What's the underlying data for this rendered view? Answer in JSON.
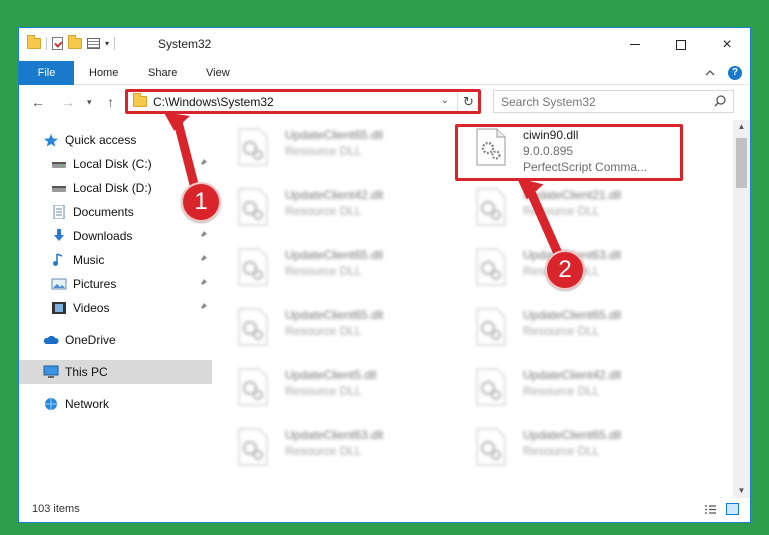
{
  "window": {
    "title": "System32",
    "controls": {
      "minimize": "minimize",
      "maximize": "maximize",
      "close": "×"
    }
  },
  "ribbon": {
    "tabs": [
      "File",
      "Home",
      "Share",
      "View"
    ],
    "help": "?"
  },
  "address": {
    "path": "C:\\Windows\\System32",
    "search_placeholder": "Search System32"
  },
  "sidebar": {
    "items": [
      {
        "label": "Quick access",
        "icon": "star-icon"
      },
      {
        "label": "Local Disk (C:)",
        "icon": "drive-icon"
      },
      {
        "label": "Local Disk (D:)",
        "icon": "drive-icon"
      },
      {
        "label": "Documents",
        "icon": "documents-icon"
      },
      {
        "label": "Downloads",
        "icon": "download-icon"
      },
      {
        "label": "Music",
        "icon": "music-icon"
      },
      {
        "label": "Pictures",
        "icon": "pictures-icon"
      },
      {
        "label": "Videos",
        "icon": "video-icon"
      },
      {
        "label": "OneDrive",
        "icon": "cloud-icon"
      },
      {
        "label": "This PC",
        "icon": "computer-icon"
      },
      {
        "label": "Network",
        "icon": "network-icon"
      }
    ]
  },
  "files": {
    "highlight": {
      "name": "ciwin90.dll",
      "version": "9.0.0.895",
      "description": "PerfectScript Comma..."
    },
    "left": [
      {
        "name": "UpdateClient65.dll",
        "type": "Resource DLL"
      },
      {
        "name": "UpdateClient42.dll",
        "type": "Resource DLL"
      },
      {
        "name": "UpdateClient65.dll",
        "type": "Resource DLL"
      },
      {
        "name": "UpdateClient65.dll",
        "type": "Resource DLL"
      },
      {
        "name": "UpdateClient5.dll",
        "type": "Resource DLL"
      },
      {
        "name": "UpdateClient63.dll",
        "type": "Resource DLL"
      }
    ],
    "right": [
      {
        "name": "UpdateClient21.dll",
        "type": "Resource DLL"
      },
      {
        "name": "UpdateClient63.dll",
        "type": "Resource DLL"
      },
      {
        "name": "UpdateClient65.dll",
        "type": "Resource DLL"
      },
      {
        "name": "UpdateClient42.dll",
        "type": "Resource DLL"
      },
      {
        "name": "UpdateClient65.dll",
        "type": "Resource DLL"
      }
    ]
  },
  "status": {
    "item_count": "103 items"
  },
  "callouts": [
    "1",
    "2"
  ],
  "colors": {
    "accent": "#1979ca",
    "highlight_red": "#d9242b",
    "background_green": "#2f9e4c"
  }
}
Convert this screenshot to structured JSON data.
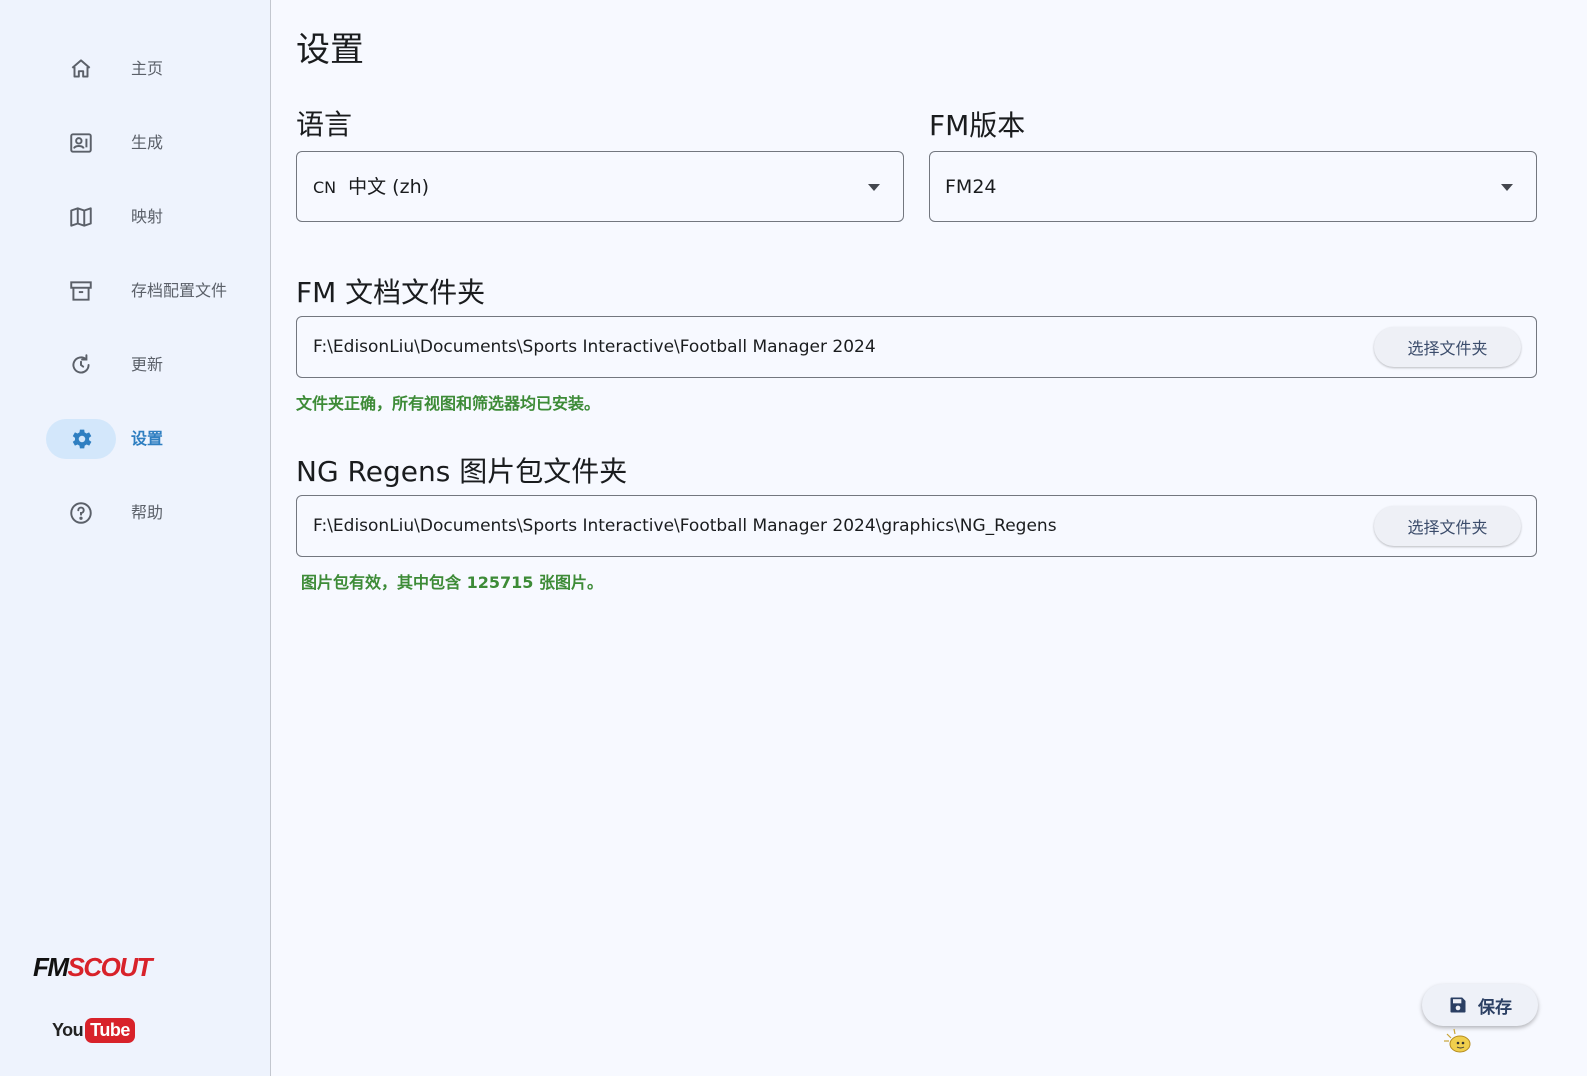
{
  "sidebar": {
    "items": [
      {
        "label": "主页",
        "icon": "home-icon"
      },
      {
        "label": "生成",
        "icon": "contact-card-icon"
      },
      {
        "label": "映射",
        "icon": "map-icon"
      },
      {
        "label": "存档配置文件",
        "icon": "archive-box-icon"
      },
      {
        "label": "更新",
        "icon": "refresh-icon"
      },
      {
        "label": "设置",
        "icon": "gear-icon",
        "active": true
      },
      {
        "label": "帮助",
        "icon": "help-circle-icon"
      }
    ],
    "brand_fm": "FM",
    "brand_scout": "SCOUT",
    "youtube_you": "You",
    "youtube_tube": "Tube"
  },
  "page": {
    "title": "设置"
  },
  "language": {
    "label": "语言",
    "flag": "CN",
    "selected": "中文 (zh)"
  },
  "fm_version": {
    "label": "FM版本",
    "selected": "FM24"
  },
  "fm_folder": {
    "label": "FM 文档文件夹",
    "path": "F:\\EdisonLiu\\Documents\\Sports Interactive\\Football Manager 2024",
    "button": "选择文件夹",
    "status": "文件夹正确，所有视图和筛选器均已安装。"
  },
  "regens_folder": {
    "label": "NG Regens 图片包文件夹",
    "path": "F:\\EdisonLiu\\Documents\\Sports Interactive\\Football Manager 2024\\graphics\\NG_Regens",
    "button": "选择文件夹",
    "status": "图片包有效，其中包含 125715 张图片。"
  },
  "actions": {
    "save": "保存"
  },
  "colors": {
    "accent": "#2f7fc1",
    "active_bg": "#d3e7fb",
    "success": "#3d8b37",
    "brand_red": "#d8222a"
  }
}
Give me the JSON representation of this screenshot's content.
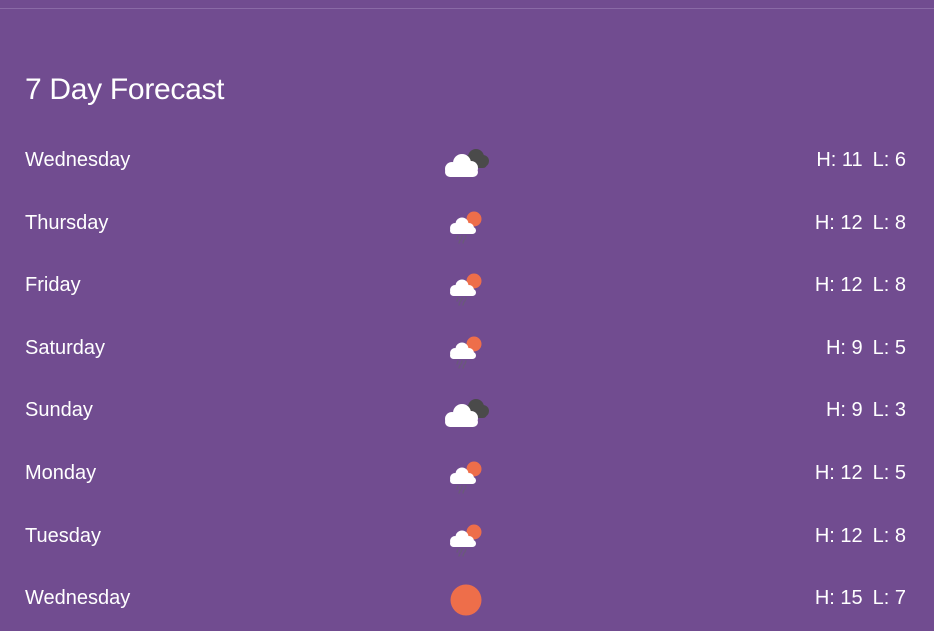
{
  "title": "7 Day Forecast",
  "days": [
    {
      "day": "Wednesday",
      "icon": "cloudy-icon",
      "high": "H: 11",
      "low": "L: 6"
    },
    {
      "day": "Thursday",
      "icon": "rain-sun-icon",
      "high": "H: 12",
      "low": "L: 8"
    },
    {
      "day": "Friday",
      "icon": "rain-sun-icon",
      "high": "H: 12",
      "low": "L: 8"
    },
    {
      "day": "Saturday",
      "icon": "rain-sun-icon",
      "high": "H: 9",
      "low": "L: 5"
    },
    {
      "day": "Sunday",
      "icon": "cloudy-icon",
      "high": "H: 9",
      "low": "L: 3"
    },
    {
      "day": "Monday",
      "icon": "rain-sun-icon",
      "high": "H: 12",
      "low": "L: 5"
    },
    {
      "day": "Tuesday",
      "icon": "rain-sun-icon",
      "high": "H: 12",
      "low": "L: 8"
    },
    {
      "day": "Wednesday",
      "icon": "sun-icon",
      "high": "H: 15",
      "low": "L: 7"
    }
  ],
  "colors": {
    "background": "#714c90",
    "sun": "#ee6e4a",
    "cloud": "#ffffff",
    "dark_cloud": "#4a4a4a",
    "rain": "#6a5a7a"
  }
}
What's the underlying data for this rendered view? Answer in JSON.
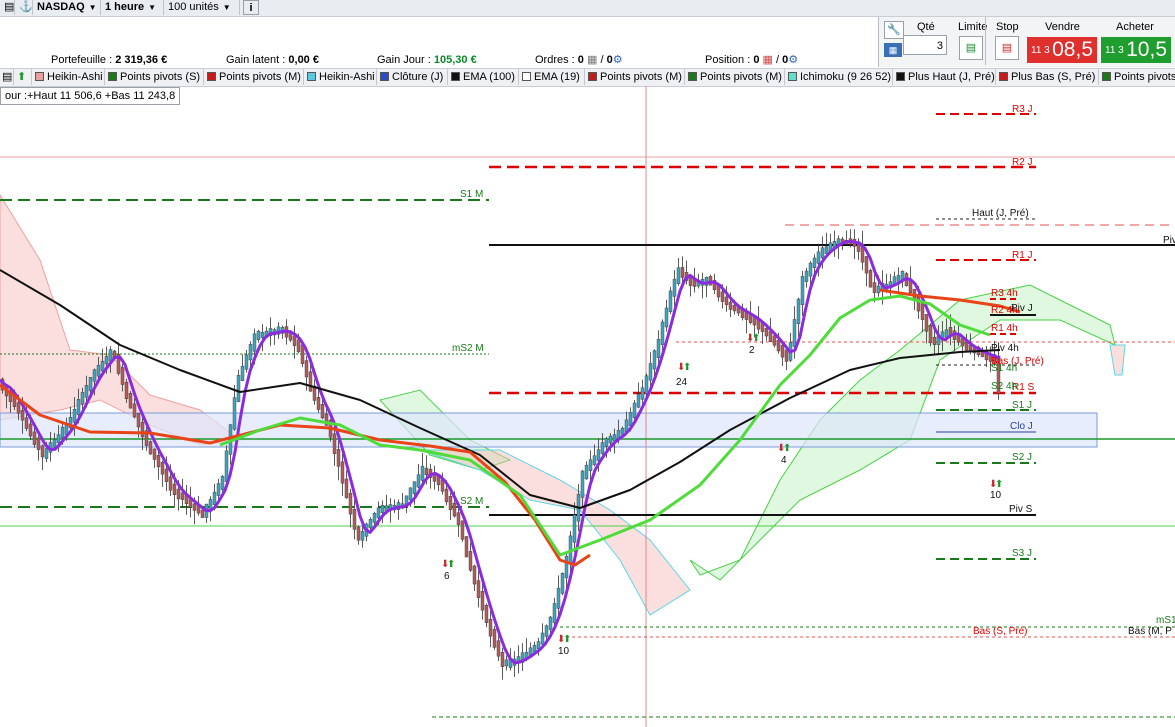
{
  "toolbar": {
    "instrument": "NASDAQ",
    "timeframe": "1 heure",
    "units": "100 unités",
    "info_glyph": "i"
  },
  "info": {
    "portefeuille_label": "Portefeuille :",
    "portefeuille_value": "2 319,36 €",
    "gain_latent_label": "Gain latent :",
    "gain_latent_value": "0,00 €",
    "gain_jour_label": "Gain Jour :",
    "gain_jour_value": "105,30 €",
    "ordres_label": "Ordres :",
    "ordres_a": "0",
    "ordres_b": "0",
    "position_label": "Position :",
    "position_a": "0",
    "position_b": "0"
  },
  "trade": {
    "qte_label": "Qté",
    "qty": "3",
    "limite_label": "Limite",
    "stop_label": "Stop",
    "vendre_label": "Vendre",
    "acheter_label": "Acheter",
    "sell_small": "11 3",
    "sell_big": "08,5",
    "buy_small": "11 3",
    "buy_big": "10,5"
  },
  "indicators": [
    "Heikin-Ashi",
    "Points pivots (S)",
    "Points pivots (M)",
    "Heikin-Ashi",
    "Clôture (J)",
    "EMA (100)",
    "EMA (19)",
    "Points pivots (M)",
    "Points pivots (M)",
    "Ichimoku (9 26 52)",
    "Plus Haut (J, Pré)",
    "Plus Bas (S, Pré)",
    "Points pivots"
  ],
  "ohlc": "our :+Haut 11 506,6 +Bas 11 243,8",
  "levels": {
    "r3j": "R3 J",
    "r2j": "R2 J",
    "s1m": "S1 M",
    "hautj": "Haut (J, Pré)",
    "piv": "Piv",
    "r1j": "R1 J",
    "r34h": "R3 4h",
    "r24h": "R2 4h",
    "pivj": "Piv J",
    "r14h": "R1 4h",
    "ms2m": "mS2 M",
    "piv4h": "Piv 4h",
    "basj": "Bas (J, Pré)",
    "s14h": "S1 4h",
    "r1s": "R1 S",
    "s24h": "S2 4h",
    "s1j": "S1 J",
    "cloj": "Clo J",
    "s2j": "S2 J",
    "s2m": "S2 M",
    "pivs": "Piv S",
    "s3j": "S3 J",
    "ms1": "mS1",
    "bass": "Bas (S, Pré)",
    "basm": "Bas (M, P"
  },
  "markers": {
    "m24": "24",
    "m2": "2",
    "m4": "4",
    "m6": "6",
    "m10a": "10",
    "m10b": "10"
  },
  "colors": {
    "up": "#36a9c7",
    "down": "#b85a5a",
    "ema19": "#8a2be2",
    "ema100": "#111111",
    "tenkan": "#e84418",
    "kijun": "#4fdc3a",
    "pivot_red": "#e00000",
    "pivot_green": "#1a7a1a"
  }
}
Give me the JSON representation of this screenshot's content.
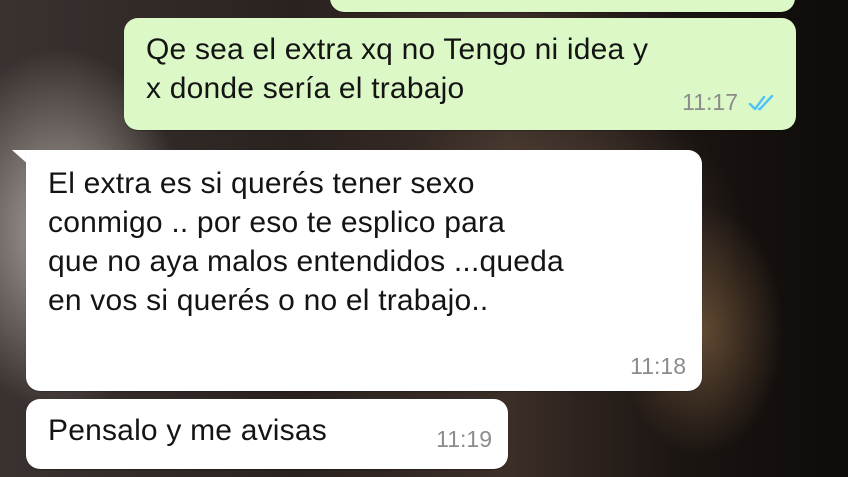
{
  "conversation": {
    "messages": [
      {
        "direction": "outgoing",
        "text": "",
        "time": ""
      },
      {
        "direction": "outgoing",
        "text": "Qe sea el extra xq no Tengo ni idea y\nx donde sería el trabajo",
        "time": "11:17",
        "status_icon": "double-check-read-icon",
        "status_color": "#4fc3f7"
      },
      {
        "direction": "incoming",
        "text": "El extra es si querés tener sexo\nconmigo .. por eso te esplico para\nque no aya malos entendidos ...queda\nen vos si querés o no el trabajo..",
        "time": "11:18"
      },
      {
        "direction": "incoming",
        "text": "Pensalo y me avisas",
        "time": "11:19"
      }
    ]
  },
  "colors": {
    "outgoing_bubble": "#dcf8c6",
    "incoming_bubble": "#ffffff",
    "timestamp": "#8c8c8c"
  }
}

■ **TASK OBJECTIVE**:
Find each line holding the string "Haut" and copy it out.

■ **PROBLEM SOLUTION**:
    "Plus Haut (J, Pré)",
  "ohlc": "our :+Haut 11 506,6 +Bas 11 243,8",
    "hautj": "Haut (J, Pré)",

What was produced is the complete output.